**EXERCISE GOAL**
Search the records for "memory" and copy each line that holds it.
** Start **
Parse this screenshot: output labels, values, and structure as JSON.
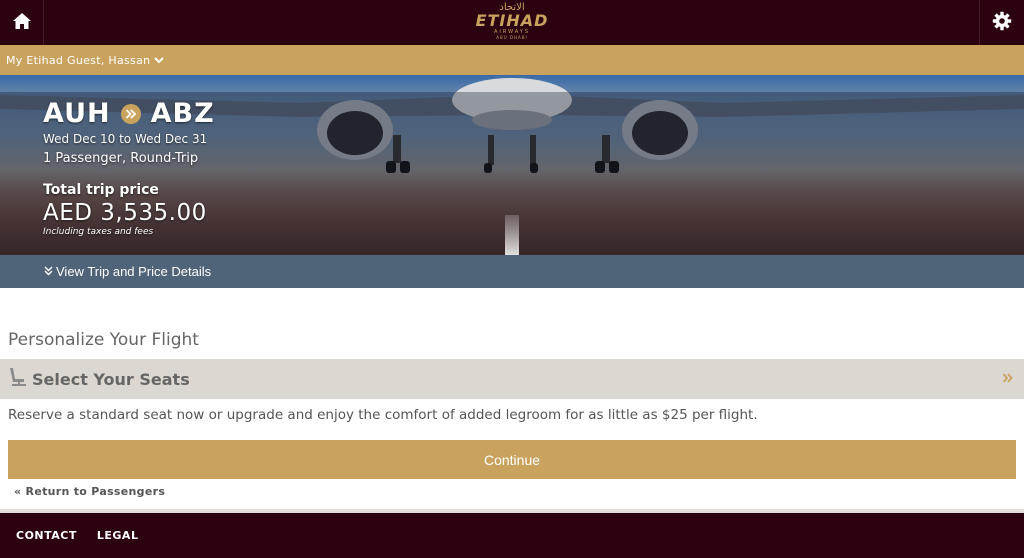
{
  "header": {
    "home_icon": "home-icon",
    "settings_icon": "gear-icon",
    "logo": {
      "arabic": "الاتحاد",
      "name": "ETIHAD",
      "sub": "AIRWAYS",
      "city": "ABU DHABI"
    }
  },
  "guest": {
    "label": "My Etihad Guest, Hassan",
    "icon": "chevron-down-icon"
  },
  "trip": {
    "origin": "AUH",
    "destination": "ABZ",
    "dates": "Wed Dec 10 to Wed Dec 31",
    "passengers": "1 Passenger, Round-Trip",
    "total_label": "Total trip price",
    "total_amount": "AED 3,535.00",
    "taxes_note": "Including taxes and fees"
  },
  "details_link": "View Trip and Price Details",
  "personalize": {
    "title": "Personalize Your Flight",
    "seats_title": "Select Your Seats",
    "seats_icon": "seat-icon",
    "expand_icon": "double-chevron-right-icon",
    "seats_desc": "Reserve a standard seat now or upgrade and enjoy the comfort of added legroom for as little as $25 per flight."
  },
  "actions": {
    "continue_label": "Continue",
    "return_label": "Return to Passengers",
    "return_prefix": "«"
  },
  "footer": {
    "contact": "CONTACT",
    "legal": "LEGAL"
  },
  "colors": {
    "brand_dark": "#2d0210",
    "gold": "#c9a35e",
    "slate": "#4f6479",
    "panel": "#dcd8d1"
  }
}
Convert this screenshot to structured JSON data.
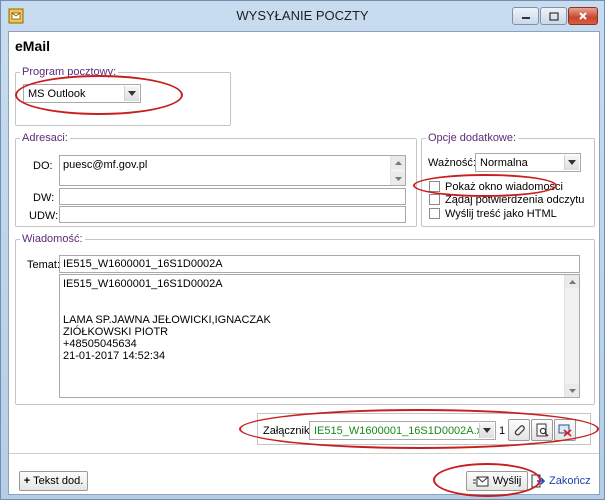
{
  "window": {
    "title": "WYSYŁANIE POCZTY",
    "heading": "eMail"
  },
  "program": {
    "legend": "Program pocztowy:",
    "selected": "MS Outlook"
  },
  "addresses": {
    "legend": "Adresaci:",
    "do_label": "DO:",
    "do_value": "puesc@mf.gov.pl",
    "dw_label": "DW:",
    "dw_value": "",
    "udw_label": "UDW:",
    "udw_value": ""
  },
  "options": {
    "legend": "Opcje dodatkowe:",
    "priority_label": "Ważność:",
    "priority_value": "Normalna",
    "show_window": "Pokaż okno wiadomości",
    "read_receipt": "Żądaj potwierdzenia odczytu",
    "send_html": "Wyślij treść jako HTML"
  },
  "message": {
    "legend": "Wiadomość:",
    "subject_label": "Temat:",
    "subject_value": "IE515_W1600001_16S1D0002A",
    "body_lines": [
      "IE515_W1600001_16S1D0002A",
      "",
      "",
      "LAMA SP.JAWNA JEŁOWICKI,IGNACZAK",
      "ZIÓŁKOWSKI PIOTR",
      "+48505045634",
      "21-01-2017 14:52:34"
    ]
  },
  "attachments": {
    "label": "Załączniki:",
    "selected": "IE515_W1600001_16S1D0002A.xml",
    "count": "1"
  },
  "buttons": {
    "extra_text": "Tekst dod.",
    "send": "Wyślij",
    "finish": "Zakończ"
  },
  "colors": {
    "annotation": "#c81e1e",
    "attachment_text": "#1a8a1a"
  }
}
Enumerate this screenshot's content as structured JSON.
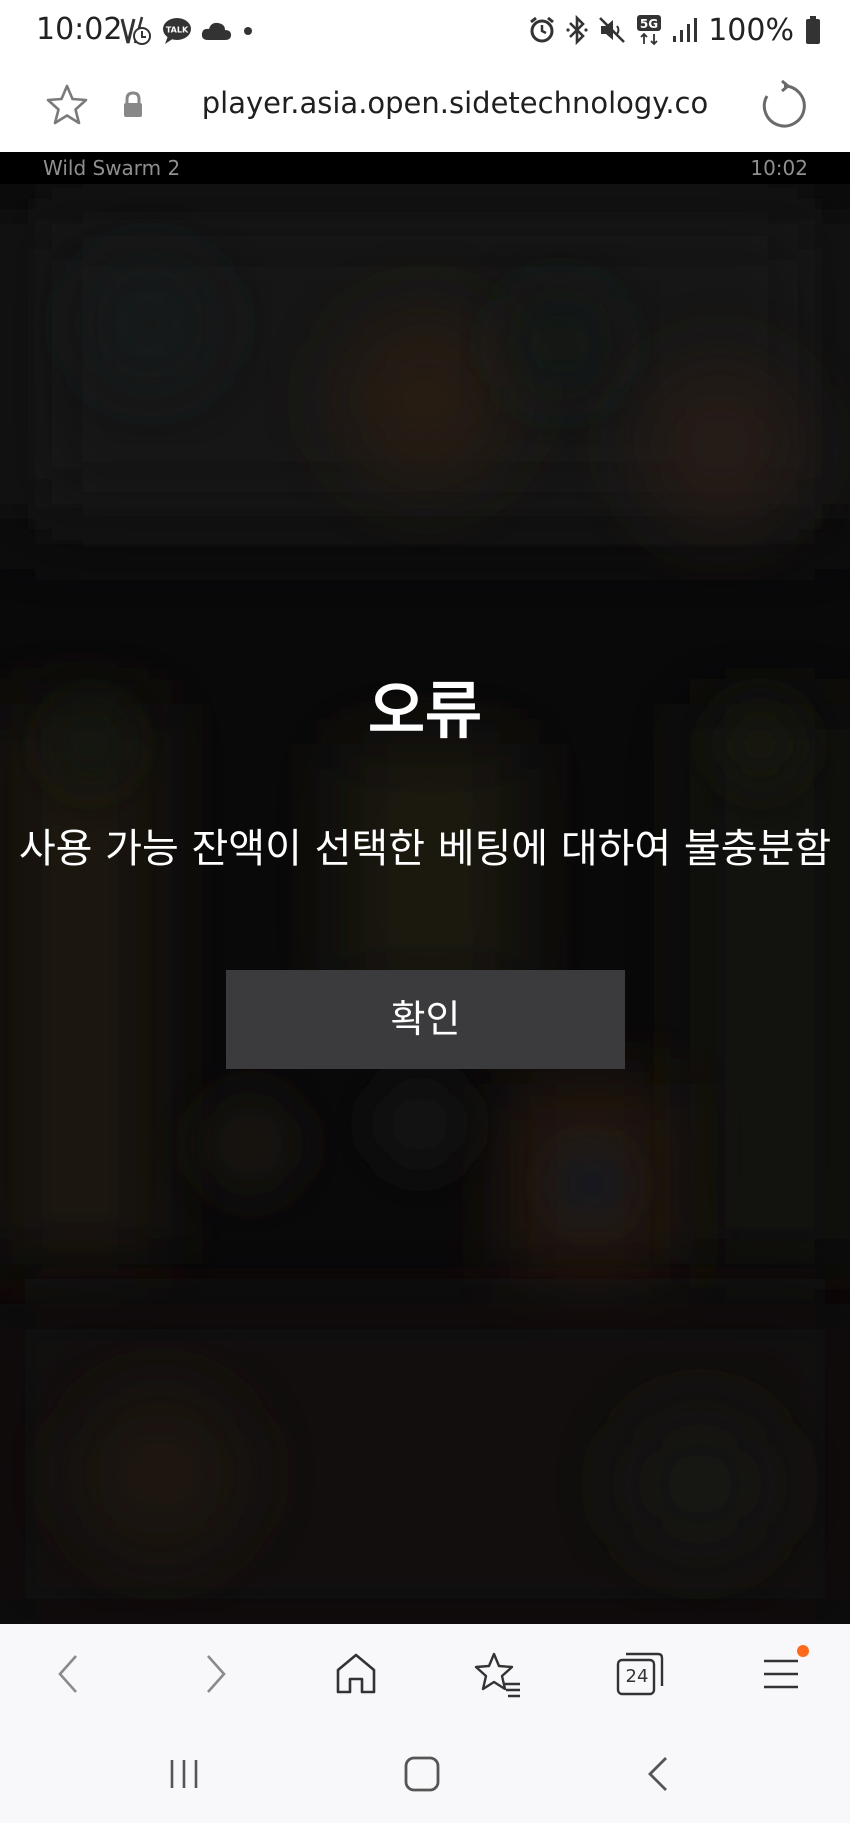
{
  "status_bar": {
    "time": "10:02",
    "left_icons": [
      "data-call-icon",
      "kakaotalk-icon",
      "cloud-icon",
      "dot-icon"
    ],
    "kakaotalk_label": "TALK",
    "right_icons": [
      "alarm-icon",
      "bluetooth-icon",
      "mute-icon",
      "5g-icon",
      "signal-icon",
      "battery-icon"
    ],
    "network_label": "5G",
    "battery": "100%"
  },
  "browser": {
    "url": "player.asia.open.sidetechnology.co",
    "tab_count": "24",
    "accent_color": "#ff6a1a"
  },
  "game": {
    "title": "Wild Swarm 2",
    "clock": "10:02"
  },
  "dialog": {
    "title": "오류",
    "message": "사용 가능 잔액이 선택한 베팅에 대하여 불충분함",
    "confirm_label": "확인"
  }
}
** End **
** Start **
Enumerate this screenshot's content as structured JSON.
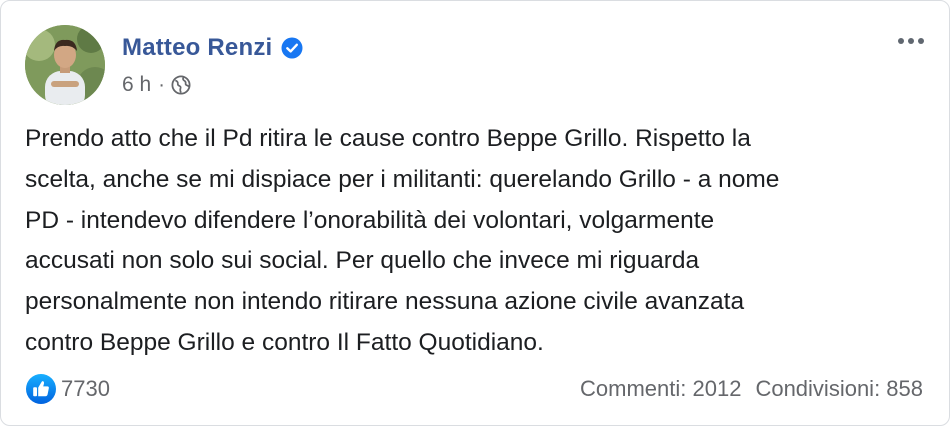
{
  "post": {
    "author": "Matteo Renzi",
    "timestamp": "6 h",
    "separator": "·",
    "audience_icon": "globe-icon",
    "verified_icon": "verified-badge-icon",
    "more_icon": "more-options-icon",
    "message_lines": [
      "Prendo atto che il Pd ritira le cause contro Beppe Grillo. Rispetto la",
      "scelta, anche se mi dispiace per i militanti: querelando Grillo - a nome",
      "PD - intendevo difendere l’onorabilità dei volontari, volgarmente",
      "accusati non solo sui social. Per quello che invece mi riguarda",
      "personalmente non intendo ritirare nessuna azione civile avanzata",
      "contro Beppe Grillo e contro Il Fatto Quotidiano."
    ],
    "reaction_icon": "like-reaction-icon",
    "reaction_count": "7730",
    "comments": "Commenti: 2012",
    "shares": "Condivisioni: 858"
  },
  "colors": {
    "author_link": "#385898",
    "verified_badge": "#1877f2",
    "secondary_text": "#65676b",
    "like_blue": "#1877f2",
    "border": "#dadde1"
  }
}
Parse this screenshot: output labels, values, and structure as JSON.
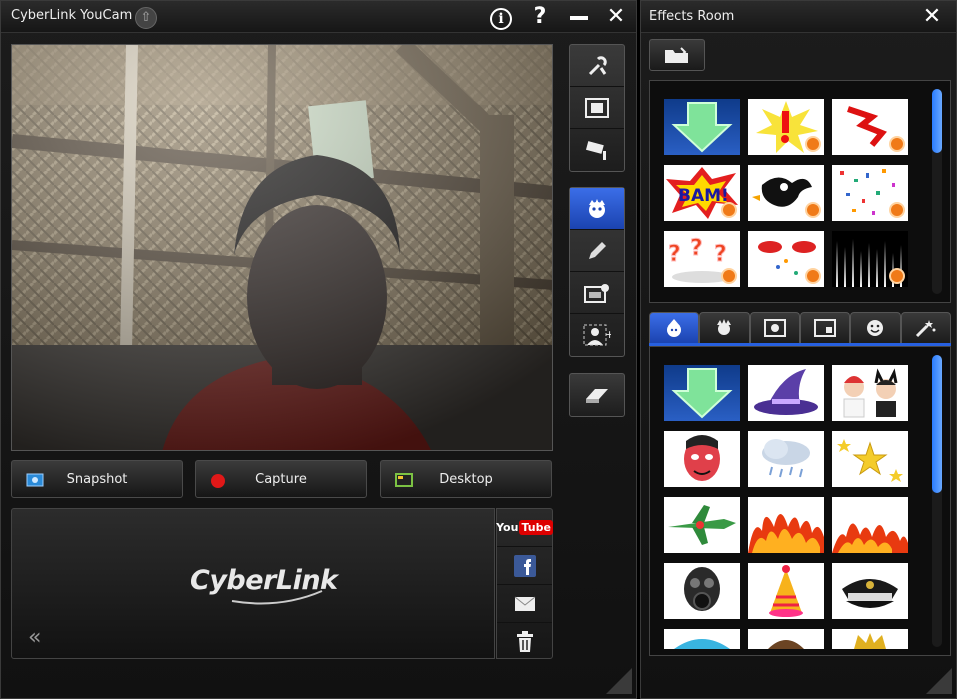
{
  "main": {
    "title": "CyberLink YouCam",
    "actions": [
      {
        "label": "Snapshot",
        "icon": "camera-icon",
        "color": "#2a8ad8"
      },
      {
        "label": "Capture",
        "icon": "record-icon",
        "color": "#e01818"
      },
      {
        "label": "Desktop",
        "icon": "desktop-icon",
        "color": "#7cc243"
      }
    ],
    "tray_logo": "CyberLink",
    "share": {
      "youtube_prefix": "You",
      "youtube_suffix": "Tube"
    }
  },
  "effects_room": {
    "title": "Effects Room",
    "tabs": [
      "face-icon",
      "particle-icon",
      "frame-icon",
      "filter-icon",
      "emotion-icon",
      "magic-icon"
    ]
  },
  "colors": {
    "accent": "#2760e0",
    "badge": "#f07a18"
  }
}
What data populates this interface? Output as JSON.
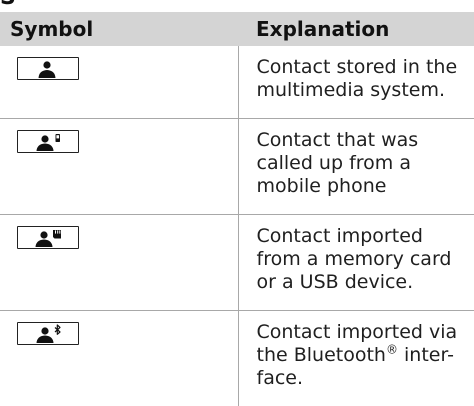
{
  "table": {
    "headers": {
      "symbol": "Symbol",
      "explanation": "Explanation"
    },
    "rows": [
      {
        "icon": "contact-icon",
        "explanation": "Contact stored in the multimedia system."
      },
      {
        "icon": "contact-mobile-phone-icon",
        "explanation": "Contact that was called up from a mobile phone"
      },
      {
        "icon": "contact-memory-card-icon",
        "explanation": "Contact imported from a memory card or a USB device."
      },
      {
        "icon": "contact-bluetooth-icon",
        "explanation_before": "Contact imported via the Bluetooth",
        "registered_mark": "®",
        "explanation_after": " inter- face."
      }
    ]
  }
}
** End **
** Start **
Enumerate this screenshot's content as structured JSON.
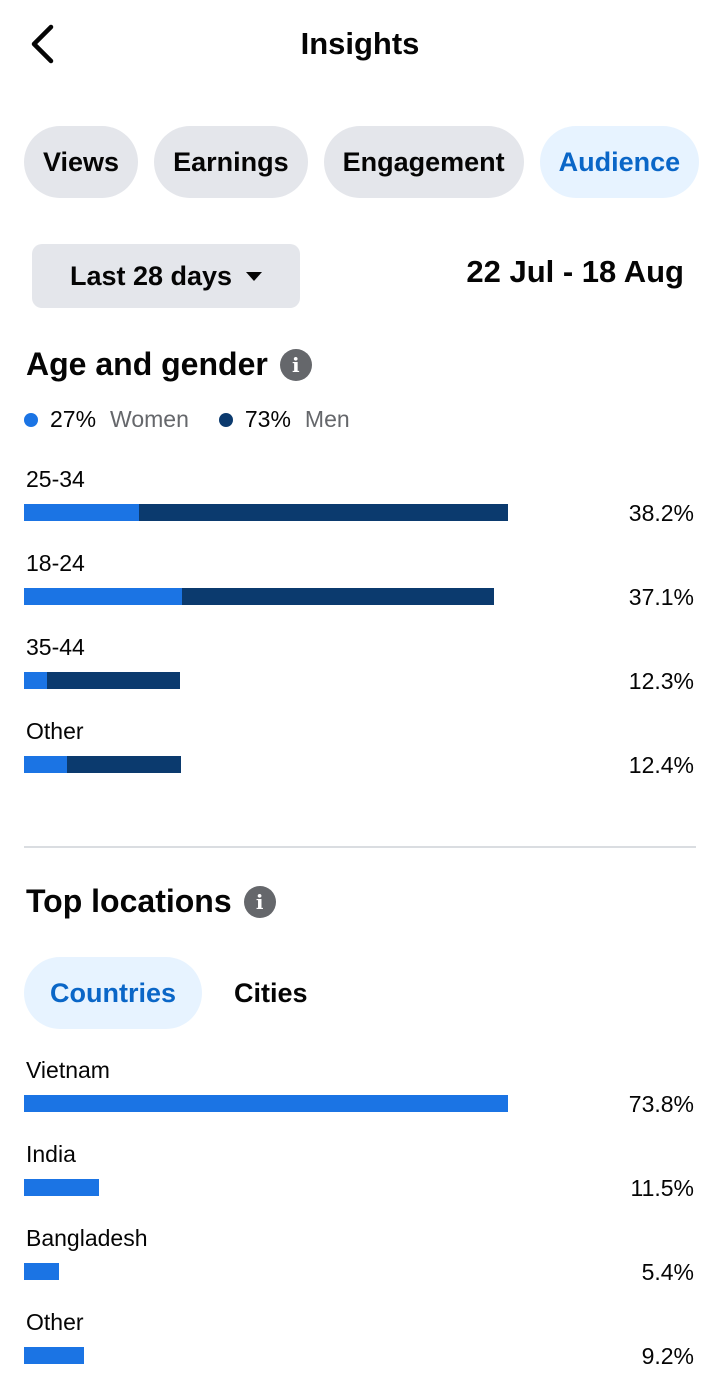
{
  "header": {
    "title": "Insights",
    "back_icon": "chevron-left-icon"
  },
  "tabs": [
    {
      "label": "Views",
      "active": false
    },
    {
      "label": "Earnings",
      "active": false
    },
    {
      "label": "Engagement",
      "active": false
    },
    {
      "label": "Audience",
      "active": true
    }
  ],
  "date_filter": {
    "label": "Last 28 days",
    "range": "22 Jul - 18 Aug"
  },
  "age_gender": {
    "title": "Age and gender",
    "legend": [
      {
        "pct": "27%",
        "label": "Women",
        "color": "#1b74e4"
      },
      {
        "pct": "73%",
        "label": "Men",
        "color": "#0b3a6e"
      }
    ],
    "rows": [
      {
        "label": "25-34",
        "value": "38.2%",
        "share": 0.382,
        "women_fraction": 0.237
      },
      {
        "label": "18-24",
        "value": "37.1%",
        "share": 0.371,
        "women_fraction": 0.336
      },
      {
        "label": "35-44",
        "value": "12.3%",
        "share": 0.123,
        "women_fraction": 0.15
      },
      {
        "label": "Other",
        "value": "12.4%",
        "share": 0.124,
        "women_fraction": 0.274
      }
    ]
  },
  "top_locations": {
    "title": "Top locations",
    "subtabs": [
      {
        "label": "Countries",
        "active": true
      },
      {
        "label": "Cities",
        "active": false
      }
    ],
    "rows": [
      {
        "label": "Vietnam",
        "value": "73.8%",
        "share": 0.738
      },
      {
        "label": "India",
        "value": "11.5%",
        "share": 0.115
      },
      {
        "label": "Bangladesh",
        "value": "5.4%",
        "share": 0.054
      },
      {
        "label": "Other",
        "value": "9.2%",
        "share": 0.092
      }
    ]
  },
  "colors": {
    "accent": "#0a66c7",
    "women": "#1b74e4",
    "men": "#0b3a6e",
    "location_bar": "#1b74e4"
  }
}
** End **
**REPLY TO THE EXERCISE**
        "icon": "contact-memory-card-icon",
        "explanation": "Contact imported from a memory card or a USB device."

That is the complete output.